* [EXERCISE INSTRUCTIONS]:
Render every entry exactly as it appears.

Recorded data:
◆ ◆ ◆ ◆
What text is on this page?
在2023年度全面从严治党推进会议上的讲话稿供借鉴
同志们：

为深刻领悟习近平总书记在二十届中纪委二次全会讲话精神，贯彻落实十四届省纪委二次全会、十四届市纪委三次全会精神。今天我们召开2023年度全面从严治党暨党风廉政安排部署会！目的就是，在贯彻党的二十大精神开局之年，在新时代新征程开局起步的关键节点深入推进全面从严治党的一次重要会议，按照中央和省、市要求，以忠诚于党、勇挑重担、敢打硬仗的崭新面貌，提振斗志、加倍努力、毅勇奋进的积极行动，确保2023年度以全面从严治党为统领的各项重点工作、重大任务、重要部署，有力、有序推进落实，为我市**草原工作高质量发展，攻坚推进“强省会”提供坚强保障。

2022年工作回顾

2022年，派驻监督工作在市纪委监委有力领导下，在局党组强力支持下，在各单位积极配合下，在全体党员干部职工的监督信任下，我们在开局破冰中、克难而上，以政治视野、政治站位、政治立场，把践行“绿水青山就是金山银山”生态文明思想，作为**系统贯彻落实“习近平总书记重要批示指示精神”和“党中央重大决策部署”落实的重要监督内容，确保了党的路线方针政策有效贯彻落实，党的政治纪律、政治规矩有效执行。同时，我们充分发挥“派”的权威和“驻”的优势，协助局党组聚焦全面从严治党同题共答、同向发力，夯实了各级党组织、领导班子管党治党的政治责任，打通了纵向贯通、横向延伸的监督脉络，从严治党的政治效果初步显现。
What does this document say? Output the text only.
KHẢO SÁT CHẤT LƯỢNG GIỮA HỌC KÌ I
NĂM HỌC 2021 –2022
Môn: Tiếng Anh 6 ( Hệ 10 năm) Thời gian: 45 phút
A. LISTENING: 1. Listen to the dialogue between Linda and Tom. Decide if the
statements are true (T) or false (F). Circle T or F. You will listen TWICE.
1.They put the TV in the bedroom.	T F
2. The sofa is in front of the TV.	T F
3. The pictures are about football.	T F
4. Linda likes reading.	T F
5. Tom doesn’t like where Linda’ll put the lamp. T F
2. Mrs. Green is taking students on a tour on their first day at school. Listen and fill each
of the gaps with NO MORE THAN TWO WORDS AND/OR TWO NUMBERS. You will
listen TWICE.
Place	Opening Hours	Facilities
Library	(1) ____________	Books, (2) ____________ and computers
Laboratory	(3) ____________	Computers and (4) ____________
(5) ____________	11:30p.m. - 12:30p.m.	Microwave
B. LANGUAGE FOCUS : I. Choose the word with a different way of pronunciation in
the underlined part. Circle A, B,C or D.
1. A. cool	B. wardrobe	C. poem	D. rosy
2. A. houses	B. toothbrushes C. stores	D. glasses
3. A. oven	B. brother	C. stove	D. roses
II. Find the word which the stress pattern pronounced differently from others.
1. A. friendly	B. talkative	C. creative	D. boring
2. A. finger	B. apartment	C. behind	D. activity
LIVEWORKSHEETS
◆ ◆ ◆ ◆
* [RIGHT ANSWER]:
What text is on this page?
在2023年度全面从严治党推进会议上的讲话稿供借鉴
同志们：

为深刻领悟习近平总书记在二十届中纪委二次全会讲话精神，贯彻落实十四届省纪委二次全会、十四届市纪委三次全会精神。今天我们召开2023年度全面从严治党暨党风廉政安排部署会！目的就是，在贯彻党的二十大精神开局之年，在新时代新征程开局起步的关键节点深入推进全面从严治党的一次重要会议，按照中央和省、市要求，以忠诚于党、勇挑重担、敢打硬仗的崭新面貌，提振斗志、加倍努力、毅勇奋进的积极行动，确保2023年度以全面从严治党为统领的各项重点工作、重大任务、重要部署，有力、有序推进落实，为我市**草原工作高质量发展，攻坚推进“强省会”提供坚强保障。

2022年工作回顾

2022年，派驻监督工作在市纪委监委有力领导下，在局党组强力支持下，在各单位积极配合下，在全体党员干部职工的监督信任下，我们在开局破冰中、克难而上，以政治视野、政治站位、政治立场，把践行“绿水青山就是金山银山”生态文明思想，作为**系统贯彻落实“习近平总书记重要批示指示精神”和“党中央重大决策部署”落实的重要监督内容，确保了党的路线方针政策有效贯彻落实，党的政治纪律、政治规矩有效执行。同时，我们充分发挥“派”的权威和“驻”的优势，协助局党组聚焦全面从严治党同题共答、同向发力，夯实了各级党组织、领导班子管党治党的政治责任，打通了纵向贯通、横向延伸的监督脉络，从严治党的政治效果初步显现。
What does this document say? Output the text only.
KHẢO SÁT CHẤT LƯỢNG GIỮA HỌC KÌ I
NĂM HỌC 2021 –2022
Môn: Tiếng Anh 6 ( Hệ 10 năm) Thời gian: 45 phút
A. LISTENING: 1. Listen to the dialogue between Linda and Tom. Decide if the
statements are true (T) or false (F). Circle T or F. You will listen TWICE.
1.They put the TV in the bedroom.	T F
2. The sofa is in front of the TV.	T F
3. The pictures are about football.	T F
4. Linda likes reading.	T F
5. Tom doesn’t like where Linda’ll put the lamp. T F
2. Mrs. Green is taking students on a tour on their first day at school. Listen and fill each
of the gaps with NO MORE THAN TWO WORDS AND/OR TWO NUMBERS. You will
listen TWICE.
Place	Opening Hours	Facilities
Library	(1) ____________	Books, (2) ____________ and computers
Laboratory	(3) ____________	Computers and (4) ____________
(5) ____________	11:30p.m. - 12:30p.m.	Microwave
B. LANGUAGE FOCUS : I. Choose the word with a different way of pronunciation in
the underlined part. Circle A, B,C or D.
1. A. cool	B. wardrobe	C. poem	D. rosy
2. A. houses	B. toothbrushes C. stores	D. glasses
3. A. oven	B. brother	C. stove	D. roses
II. Find the word which the stress pattern pronounced differently from others.
1. A. friendly	B. talkative	C. creative	D. boring
2. A. finger	B. apartment	C. behind	D. activity
LIVEWORKSHEETS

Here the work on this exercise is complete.